State the number of lines that hold the string "this", with nothing added.

Supplied material.
---------------
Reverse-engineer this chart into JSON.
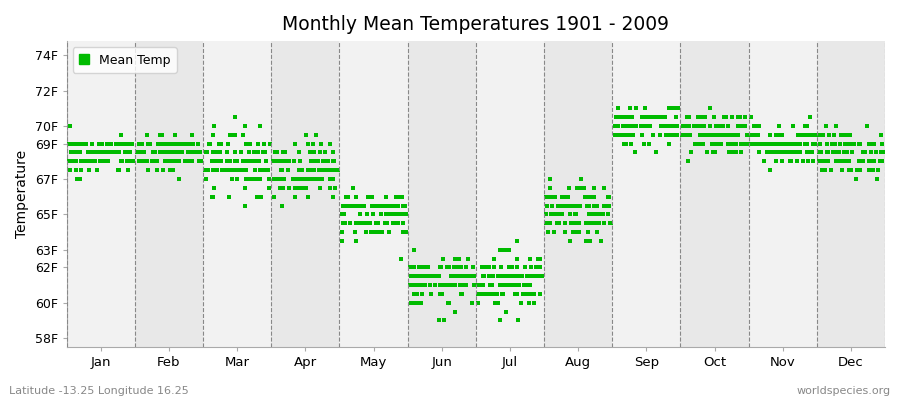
{
  "title": "Monthly Mean Temperatures 1901 - 2009",
  "ylabel": "Temperature",
  "xlabel_left": "Latitude -13.25 Longitude 16.25",
  "xlabel_right": "worldspecies.org",
  "legend_label": "Mean Temp",
  "dot_color": "#00bb00",
  "bg_color": "#f2f2f2",
  "stripe_light": "#f2f2f2",
  "stripe_dark": "#e8e8e8",
  "months": [
    "Jan",
    "Feb",
    "Mar",
    "Apr",
    "May",
    "Jun",
    "Jul",
    "Aug",
    "Sep",
    "Oct",
    "Nov",
    "Dec"
  ],
  "month_means": [
    68.3,
    68.4,
    68.0,
    67.6,
    65.0,
    61.1,
    61.3,
    65.0,
    70.0,
    69.6,
    69.0,
    68.5
  ],
  "month_stds": [
    0.55,
    0.55,
    0.85,
    0.8,
    0.7,
    0.7,
    0.85,
    0.75,
    0.6,
    0.7,
    0.6,
    0.65
  ],
  "n_years": 109,
  "random_seed": 42,
  "dot_size": 12,
  "figsize": [
    9.0,
    4.0
  ],
  "dpi": 100,
  "ylim_low": 57.5,
  "ylim_high": 74.8,
  "ytick_vals": [
    58,
    60,
    62,
    63,
    65,
    67,
    69,
    70,
    72,
    74
  ],
  "ytick_labels": [
    "58F",
    "60F",
    "62F",
    "63F",
    "65F",
    "67F",
    "69F",
    "70F",
    "72F",
    "74F"
  ]
}
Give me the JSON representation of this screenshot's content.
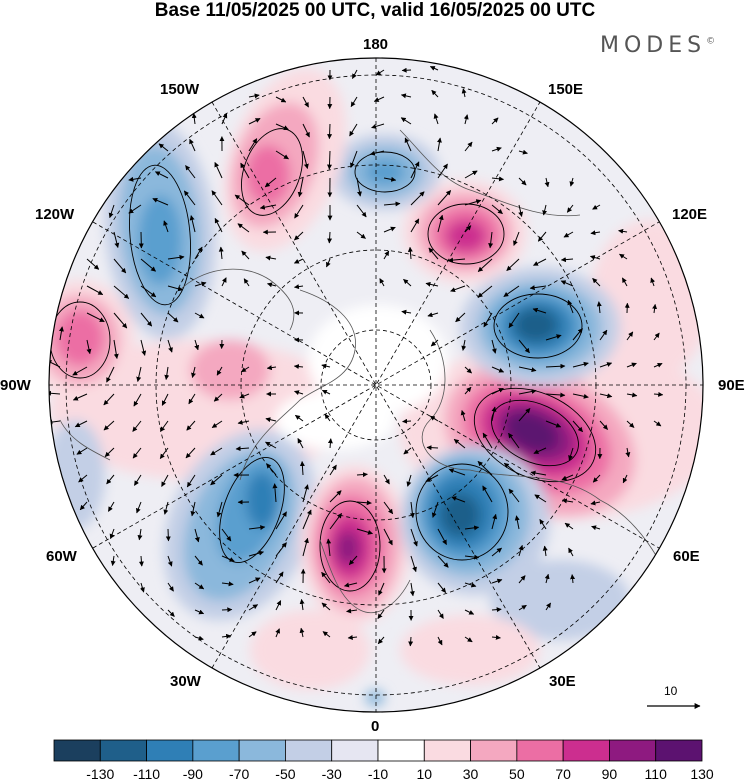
---------------
Solution to the exercise. 2